Set problem: What is the number of lines in the data holding the word "days"? Give that number by itself.

Records shown:
+++

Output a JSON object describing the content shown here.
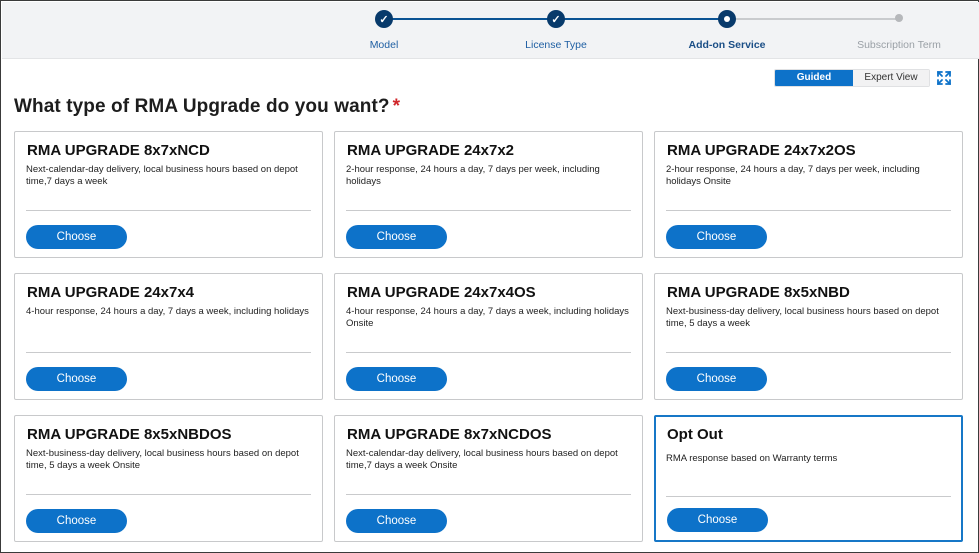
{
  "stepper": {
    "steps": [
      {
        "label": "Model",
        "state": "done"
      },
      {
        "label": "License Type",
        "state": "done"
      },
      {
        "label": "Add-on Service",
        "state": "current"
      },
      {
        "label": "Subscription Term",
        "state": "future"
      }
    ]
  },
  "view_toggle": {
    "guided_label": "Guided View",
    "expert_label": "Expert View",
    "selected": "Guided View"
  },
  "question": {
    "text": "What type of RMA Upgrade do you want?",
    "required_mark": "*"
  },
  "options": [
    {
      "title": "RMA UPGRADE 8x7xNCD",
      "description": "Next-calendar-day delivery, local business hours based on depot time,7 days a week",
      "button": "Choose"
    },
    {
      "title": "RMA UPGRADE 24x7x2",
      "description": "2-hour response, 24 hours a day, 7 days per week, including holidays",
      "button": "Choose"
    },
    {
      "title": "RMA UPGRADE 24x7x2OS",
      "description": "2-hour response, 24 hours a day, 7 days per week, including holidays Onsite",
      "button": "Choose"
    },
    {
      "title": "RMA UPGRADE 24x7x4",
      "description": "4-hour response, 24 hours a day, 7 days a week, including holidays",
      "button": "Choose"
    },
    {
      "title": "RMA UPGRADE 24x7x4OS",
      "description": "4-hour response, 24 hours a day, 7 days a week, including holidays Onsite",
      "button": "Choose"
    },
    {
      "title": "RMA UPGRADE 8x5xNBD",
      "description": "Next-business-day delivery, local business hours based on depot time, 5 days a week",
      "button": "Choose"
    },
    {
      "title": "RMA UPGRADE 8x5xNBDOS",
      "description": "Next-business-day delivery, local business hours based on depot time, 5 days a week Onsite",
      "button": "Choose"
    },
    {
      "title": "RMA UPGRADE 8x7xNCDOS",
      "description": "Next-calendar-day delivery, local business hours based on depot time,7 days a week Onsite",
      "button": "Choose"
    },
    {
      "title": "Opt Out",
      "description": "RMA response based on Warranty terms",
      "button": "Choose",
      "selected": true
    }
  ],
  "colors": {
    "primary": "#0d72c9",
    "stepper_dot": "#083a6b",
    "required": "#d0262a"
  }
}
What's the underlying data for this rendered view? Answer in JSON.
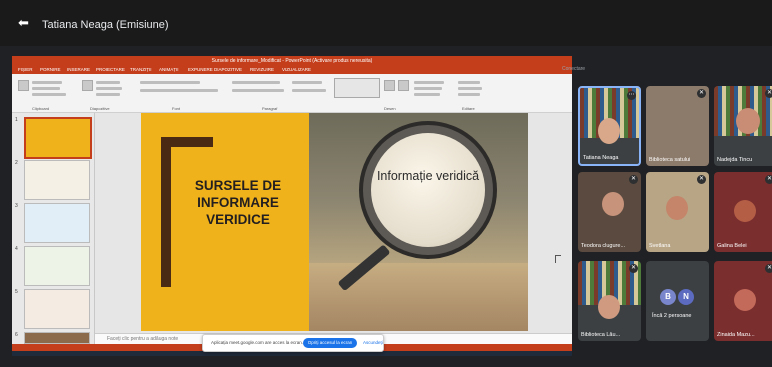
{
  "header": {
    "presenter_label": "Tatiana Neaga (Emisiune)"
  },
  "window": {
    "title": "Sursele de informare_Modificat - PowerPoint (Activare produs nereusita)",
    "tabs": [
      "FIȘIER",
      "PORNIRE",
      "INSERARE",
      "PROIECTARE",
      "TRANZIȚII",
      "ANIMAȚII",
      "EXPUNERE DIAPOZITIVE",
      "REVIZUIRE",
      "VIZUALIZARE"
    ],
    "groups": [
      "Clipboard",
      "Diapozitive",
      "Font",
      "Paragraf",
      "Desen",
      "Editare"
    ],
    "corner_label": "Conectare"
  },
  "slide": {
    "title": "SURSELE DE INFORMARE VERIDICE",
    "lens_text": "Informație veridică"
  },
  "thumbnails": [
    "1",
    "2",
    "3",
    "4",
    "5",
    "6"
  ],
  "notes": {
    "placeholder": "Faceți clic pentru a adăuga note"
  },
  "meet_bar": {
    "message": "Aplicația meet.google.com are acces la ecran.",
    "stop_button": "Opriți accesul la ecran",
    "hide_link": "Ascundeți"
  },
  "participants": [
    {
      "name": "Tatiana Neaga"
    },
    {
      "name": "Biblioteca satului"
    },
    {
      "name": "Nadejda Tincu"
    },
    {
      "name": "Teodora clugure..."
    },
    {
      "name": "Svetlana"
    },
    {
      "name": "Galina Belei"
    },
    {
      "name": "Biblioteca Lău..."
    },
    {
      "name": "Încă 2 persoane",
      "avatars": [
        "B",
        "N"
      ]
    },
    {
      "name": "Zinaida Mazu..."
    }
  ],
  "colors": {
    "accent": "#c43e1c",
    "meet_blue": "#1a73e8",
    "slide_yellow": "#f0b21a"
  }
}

+++

Problem solution: 8